[Problem details] Which lines contain the word "text"? Return each of them as written.

[Data shown]

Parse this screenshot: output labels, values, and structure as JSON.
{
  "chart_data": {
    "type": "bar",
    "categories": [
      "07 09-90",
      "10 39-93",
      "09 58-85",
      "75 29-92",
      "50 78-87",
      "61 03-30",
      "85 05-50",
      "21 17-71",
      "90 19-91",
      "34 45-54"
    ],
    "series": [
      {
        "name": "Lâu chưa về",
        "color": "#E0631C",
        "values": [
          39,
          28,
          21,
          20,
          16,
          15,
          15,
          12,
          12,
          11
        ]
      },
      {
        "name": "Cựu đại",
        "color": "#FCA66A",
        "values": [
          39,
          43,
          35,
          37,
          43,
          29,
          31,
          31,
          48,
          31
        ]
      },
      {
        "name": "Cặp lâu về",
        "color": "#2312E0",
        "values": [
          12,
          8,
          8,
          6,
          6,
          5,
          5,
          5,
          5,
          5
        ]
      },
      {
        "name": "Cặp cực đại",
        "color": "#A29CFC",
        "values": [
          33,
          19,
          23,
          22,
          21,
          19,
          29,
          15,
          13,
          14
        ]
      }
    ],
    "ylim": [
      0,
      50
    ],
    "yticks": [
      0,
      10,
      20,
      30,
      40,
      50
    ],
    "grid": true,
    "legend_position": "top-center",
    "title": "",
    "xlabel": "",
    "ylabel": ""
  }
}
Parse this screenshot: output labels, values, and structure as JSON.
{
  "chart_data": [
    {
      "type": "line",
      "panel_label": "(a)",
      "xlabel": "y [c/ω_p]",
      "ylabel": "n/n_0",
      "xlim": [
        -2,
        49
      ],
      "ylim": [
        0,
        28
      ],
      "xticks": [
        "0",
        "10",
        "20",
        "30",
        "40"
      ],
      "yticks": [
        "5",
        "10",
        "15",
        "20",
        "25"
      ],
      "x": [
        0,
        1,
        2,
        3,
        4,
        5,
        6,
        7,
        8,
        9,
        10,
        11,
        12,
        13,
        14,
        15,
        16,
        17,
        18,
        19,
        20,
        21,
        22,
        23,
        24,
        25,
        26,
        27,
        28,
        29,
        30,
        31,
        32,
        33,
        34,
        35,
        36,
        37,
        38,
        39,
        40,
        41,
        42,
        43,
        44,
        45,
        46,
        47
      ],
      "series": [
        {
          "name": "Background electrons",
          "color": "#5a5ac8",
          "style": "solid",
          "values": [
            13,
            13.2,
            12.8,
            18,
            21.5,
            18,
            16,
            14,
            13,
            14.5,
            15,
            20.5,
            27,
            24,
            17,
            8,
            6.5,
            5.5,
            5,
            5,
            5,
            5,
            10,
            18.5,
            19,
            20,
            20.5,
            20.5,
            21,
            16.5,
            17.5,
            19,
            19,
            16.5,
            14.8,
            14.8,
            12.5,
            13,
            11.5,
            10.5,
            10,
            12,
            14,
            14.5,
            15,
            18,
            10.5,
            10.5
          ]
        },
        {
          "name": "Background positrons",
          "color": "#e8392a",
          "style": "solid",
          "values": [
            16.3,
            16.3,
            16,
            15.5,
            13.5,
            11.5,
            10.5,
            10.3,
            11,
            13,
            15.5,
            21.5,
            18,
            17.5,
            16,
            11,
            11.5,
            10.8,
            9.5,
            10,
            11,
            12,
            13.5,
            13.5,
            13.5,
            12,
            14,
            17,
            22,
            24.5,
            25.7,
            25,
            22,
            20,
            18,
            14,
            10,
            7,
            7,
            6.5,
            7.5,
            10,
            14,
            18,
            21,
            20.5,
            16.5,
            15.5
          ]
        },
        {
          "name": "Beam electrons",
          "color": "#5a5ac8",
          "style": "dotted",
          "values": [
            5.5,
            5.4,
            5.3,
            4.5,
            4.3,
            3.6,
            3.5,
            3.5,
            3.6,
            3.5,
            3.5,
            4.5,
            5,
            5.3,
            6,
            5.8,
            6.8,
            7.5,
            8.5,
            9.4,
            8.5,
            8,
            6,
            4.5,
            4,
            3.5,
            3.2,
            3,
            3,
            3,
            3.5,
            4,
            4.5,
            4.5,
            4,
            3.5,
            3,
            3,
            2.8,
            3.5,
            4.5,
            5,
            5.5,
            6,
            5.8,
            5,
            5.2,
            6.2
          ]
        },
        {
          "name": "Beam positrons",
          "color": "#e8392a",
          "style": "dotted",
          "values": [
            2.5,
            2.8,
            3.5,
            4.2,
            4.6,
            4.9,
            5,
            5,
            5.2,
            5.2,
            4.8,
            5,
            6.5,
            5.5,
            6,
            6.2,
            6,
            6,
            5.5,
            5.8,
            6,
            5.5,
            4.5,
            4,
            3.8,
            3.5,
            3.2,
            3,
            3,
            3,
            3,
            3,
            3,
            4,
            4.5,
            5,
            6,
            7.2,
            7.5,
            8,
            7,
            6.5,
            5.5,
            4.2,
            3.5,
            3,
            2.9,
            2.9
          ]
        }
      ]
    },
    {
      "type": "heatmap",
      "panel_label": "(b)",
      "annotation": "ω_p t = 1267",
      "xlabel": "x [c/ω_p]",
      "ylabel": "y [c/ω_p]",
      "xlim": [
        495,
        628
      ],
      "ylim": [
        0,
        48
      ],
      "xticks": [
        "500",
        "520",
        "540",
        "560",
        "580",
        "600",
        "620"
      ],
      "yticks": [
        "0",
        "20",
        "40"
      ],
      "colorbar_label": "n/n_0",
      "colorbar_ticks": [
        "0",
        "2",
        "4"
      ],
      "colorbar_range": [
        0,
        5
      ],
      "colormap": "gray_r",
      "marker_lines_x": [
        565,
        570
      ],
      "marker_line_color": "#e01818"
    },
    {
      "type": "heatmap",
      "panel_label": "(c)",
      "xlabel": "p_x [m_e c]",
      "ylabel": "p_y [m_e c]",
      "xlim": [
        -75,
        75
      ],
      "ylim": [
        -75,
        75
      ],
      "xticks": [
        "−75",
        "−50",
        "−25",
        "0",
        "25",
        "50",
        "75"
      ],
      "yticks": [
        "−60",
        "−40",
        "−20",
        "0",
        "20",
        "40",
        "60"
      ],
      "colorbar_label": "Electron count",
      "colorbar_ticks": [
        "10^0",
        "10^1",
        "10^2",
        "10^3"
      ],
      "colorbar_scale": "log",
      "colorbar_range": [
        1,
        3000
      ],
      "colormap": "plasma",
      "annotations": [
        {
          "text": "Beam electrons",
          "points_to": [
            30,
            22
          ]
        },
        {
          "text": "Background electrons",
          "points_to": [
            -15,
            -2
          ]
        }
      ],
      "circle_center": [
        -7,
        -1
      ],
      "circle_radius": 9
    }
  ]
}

[Result]
          "text": "Beam electrons",
          "text": "Background electrons",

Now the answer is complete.